[Liste des tâches]:
1. Relevez toutes les personnes désignées par leur nom dans le texte sur Mehdi Nemmouche.
2. D'après le texte sur Mehdi Nemmouche, de quelle région ce dernier est-il originaire ?
3. Rédigez la suite du texte sur Mehdi Nemmouche en partant de sa dernière phrase.

[Texte extrait]:

◇ ◇ ◇

Salim Benghalem interviewé par l’otage John Cantlie. © DR
Le tortionnaire se nomme Mehdi Nemmouche. Ce natif du Nord-Pas-de-Calais est un des seuls à se présenter avec sa kalachnikov en bandoulière dans les cellules. Il arbore un treillis noir, avec cartouchière, ne porte pas de masque, expose son visage rond, sa barbe clairsemée, à la vue de tous. Pas inquiet pour un sou de pouvoir être par la suite identifié par d’éventuels survivants. Nemmouche rêve de se retrouver acteur d’un grand procès d’assises. « Lorsque je serai sur le banc des accusés, vous viendrez témoigner », pronostique-t-il aux otages français.
En attendant, il s’amuse à répéter : « Vous êtes sortis de la Matrix ! » La référence au film de science-fiction est une manière de signifier que les otages ont quitté leur cocon protecteur et sont désormais à sa merci. À un journaliste qu’il s’apprête à tabasser, il exhibe une paire de gants.
« Regarde : je les ai achetés rien que pour toi… »
Une autre fois, Nemmouche chloroforme un de ses otages, fait croire le pire à celui qui partage la cellule avec l’homme évanoui :
« Regarde ton copain : il est mort ! Je l’ai tué au couteau ! Et toi, je vais te décapiter et poser ta tête sur ton cul. »
Mehdi Nemmouche filme, avec son téléphone portable, des otages en train de satisfaire leurs besoins aux toilettes. Une autre fois, il fait s’agenouiller un otage, lui pose un sabre sur la nuque et fait mine de lui trancher la gorge, hilare.
Au détour de ses blagues d’un goût douteux perce souvent son antisémitisme – « Je suis en forme ce matin, je me verrais bien prendre une kalachnikov et aller fumer une petite Israélite » –, ainsi que sa vénération pour Mohammed Merah, le tueur d’enfants de l’école juive Ozar Hatorah, « le plus grand mec que la France ait produit ».

◇ ◇ ◇

[Données affichées]:
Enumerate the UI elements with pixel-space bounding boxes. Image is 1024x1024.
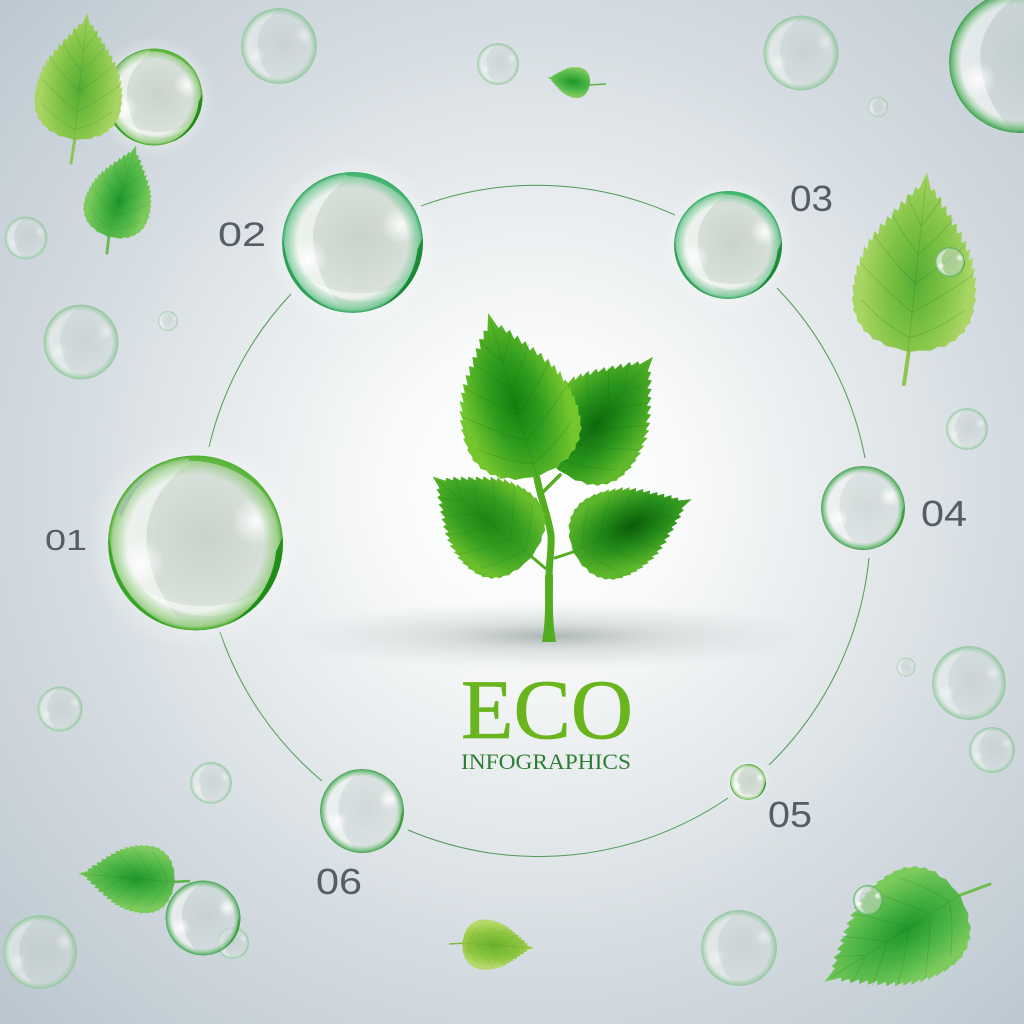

◇ ◇ ◇

[Réponses par tâche]:
1. Salim Benghalem, John Cantlie, Mehdi Nemmouche, Mohammed Merah

2. Il est natif du Nord-Pas-de-Calais.

3.
« Hotel California », version djihad
Le 8 janvier 2014, l’hôpital ophtalmologique d’Alep n’est plus. À l’entrée, la barrière a disparu, des gravats remplacent les checkpoints. Dans les étages, pas une fenêtre n’a survécu au souffle des bombardements répétés. Dans un vestiaire, un drapeau de la Dawla trône entre une commode et des étagères où des treillis remplacent les blouses des médecins. Les derniers occupants des lieux ont oublié leurs gilets pare-balles et masques à gaz. Derrière leurs portes grillagées et rouillées, les cellules sont désormais silencieuses et vides. Accrochés à un mur, seuls une matraque et un fouet témoignent du calvaire vécu ici. Au bout de six jours de combat, l’État islamique a été chassé de son QG d’Alep par une coalition de groupes rebelles. Quand les rebelles descendent, au sous-sol de l’hôpital ophtalmologique, ils ne trouvent nulle trace des otages occidentaux.
Le 25 janvier 2014, au bout d’une odyssée qui les verra parcourir 250 kilomètres en six jours, les otages sont conduits dans une maison cossue, coincée entre une piscine et un cimetière sur les rives de l’Euphrate. D’où le surnom qu’ils donneront à leur nouvelle prison, « Riverside ».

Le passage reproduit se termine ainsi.